— START Input —

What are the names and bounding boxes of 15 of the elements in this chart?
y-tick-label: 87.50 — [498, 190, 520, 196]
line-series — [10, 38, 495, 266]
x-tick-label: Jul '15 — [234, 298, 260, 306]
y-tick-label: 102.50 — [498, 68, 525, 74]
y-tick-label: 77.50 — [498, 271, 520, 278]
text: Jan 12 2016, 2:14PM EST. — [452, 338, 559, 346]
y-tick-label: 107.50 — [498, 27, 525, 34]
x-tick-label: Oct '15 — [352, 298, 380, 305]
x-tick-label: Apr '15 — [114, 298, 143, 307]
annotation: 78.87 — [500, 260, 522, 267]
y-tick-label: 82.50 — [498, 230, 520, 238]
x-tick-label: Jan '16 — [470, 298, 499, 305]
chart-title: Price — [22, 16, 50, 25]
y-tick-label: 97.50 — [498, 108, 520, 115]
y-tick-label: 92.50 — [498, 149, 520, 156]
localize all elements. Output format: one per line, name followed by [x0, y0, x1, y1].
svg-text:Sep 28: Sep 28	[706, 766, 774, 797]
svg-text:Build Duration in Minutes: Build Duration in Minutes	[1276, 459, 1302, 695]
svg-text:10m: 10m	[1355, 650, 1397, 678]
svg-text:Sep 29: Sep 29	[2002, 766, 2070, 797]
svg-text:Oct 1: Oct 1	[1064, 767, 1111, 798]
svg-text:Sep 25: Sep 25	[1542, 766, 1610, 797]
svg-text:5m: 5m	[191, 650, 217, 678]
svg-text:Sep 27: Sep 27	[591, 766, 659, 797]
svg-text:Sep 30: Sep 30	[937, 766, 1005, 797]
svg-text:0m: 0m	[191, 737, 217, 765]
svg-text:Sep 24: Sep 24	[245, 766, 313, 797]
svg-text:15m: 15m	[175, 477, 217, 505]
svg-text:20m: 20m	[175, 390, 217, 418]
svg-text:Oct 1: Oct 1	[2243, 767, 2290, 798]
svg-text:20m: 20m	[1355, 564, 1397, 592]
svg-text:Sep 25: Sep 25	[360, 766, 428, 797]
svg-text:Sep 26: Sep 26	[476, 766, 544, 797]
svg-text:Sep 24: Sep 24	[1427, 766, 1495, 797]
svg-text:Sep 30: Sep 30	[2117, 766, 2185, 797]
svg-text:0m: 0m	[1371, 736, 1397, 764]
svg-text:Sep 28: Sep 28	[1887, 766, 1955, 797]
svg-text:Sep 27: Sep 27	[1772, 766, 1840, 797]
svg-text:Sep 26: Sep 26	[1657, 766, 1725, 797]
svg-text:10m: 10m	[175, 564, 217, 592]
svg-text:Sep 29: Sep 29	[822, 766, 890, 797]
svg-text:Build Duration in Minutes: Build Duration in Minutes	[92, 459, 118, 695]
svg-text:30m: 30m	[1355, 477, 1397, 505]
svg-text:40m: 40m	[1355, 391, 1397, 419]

— END Input —

Copy the records word for word, from the first line through the line that contains "477, 1397, 505]".

What are the names and bounding boxes of 15 of the elements in this chart?
y-tick-label: 87.50 — [498, 190, 520, 196]
line-series — [10, 38, 495, 266]
x-tick-label: Jul '15 — [234, 298, 260, 306]
y-tick-label: 102.50 — [498, 68, 525, 74]
y-tick-label: 77.50 — [498, 271, 520, 278]
text: Jan 12 2016, 2:14PM EST. — [452, 338, 559, 346]
y-tick-label: 107.50 — [498, 27, 525, 34]
x-tick-label: Oct '15 — [352, 298, 380, 305]
x-tick-label: Apr '15 — [114, 298, 143, 307]
annotation: 78.87 — [500, 260, 522, 267]
y-tick-label: 82.50 — [498, 230, 520, 238]
x-tick-label: Jan '16 — [470, 298, 499, 305]
chart-title: Price — [22, 16, 50, 25]
y-tick-label: 97.50 — [498, 108, 520, 115]
y-tick-label: 92.50 — [498, 149, 520, 156]
localize all elements. Output format: one per line, name followed by [x0, y0, x1, y1].
svg-text:Sep 28: Sep 28	[706, 766, 774, 797]
svg-text:Build Duration in Minutes: Build Duration in Minutes	[1276, 459, 1302, 695]
svg-text:10m: 10m	[1355, 650, 1397, 678]
svg-text:Sep 29: Sep 29	[2002, 766, 2070, 797]
svg-text:Oct 1: Oct 1	[1064, 767, 1111, 798]
svg-text:Sep 25: Sep 25	[1542, 766, 1610, 797]
svg-text:5m: 5m	[191, 650, 217, 678]
svg-text:Sep 27: Sep 27	[591, 766, 659, 797]
svg-text:Sep 30: Sep 30	[937, 766, 1005, 797]
svg-text:0m: 0m	[191, 737, 217, 765]
svg-text:Sep 24: Sep 24	[245, 766, 313, 797]
svg-text:15m: 15m	[175, 477, 217, 505]
svg-text:20m: 20m	[175, 390, 217, 418]
svg-text:Oct 1: Oct 1	[2243, 767, 2290, 798]
svg-text:20m: 20m	[1355, 564, 1397, 592]
svg-text:Sep 25: Sep 25	[360, 766, 428, 797]
svg-text:Sep 26: Sep 26	[476, 766, 544, 797]
svg-text:Sep 24: Sep 24	[1427, 766, 1495, 797]
svg-text:Sep 30: Sep 30	[2117, 766, 2185, 797]
svg-text:0m: 0m	[1371, 736, 1397, 764]
svg-text:Sep 28: Sep 28	[1887, 766, 1955, 797]
svg-text:Sep 27: Sep 27	[1772, 766, 1840, 797]
svg-text:Sep 26: Sep 26	[1657, 766, 1725, 797]
svg-text:10m: 10m	[175, 564, 217, 592]
svg-text:Sep 29: Sep 29	[822, 766, 890, 797]
svg-text:Build Duration in Minutes: Build Duration in Minutes	[92, 459, 118, 695]
svg-text:30m: 30m	[1355, 477, 1397, 505]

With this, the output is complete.